Which lines contain the string "JSON"? Please list every one of them.

....................

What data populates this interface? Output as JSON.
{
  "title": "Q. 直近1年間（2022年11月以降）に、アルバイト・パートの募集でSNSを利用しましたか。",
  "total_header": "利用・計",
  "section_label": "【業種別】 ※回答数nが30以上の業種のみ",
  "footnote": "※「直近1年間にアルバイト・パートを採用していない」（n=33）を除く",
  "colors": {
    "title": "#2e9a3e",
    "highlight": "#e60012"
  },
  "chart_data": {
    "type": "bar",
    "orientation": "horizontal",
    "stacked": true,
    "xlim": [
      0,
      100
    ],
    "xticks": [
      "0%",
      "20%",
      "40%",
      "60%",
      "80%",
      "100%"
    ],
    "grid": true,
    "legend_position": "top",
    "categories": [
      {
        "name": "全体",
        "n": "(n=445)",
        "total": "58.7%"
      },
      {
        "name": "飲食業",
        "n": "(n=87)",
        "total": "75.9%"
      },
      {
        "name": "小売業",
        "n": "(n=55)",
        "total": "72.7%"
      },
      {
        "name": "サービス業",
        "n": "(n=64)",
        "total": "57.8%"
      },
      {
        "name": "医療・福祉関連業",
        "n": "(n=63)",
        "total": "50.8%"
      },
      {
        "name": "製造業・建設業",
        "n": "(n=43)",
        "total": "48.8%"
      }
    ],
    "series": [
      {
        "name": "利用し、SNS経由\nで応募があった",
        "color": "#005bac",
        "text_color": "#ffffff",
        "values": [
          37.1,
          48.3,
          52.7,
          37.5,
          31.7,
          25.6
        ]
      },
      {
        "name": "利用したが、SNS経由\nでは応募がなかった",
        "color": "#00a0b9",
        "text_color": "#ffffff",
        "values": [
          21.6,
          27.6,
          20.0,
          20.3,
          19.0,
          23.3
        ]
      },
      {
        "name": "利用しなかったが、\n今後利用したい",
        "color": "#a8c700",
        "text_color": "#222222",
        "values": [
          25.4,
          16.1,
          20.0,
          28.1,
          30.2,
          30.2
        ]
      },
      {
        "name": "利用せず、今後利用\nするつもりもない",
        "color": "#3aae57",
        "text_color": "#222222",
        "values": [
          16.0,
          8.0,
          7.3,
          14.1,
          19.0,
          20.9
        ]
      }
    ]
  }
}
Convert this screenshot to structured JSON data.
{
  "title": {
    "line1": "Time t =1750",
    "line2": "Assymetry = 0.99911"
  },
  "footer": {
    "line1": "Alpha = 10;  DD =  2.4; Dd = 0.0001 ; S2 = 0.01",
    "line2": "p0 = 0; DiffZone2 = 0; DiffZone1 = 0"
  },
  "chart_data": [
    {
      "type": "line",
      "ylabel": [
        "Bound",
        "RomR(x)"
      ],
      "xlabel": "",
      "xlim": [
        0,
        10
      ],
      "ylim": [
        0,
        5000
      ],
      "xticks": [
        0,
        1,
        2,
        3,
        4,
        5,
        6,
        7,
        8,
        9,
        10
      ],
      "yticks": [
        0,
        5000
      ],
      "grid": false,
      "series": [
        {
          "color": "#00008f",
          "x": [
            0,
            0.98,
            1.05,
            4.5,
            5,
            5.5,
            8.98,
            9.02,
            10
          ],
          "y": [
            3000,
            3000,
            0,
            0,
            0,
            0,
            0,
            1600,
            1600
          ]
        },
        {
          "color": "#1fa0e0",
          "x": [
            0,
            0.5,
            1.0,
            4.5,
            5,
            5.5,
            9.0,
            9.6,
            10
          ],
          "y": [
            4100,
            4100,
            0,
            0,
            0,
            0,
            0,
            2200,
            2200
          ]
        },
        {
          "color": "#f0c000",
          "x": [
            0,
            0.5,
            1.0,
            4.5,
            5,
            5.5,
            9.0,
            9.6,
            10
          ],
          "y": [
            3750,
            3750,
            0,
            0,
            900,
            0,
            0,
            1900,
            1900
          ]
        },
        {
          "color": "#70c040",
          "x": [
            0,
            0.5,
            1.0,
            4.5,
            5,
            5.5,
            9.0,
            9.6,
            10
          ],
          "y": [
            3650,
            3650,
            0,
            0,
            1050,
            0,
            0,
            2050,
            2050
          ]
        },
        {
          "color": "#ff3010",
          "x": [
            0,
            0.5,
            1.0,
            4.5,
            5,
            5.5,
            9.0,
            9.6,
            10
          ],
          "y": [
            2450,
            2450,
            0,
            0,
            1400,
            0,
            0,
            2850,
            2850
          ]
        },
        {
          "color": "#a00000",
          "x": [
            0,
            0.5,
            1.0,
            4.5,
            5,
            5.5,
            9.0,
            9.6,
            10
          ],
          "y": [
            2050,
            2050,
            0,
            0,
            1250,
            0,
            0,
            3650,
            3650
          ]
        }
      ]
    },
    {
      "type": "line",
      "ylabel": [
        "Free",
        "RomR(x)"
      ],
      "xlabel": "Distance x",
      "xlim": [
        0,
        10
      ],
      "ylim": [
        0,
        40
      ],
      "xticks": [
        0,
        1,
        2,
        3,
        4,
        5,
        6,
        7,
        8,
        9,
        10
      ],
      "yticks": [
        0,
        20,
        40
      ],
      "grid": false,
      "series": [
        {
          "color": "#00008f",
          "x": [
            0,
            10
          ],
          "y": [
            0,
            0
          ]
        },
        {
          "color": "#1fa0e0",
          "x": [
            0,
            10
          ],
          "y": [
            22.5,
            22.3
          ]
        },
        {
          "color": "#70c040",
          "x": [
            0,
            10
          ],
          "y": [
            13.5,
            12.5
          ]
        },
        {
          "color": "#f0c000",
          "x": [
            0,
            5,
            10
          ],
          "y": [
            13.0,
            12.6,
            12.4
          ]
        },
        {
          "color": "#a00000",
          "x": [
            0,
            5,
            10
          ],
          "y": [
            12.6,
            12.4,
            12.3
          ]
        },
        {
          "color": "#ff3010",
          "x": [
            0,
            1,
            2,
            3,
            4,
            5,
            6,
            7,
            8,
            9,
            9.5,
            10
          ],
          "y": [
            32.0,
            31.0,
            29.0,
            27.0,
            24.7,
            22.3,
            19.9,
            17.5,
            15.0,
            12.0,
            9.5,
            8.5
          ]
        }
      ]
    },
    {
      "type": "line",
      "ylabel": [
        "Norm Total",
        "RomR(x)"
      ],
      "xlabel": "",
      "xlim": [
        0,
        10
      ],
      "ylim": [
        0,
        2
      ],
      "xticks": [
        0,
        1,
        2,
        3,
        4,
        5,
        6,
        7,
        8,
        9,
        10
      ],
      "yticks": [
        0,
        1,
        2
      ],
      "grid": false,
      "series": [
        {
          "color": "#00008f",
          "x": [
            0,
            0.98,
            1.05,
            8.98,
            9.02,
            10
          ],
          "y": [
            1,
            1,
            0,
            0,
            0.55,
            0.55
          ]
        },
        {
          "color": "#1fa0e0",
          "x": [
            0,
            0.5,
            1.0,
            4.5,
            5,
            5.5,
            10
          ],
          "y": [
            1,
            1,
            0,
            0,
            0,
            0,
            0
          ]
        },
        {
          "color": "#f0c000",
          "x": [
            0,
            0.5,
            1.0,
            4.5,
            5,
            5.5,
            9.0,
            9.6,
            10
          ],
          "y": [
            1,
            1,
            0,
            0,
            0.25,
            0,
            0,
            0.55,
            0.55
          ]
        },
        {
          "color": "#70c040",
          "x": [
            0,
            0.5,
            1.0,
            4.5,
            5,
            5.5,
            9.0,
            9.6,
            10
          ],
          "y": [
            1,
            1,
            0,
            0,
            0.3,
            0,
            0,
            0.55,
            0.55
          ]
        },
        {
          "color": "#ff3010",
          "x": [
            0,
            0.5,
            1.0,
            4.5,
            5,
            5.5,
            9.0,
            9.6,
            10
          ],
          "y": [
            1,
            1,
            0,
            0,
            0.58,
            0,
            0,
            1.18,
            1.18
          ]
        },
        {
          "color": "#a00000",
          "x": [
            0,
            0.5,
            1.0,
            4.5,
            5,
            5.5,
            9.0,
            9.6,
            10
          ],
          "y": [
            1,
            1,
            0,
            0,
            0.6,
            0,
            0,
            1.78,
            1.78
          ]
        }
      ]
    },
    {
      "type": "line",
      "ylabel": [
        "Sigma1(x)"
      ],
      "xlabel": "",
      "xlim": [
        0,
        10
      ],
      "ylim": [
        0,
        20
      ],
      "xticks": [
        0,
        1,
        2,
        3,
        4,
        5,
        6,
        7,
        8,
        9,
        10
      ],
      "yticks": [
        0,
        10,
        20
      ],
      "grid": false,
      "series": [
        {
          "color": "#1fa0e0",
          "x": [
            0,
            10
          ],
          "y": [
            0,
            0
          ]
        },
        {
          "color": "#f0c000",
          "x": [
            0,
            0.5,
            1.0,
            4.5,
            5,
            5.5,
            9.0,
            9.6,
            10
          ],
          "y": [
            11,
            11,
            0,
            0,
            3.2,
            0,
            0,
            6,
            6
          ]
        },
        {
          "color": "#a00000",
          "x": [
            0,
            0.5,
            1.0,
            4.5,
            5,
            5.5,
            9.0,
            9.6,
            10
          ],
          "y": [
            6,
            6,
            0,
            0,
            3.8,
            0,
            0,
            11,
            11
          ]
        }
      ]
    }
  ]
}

....................

▶ **ANSWER FOR THIS EXERCISE**:
What data populates this interface? Output as JSON.
Convert this screenshot to structured JSON data.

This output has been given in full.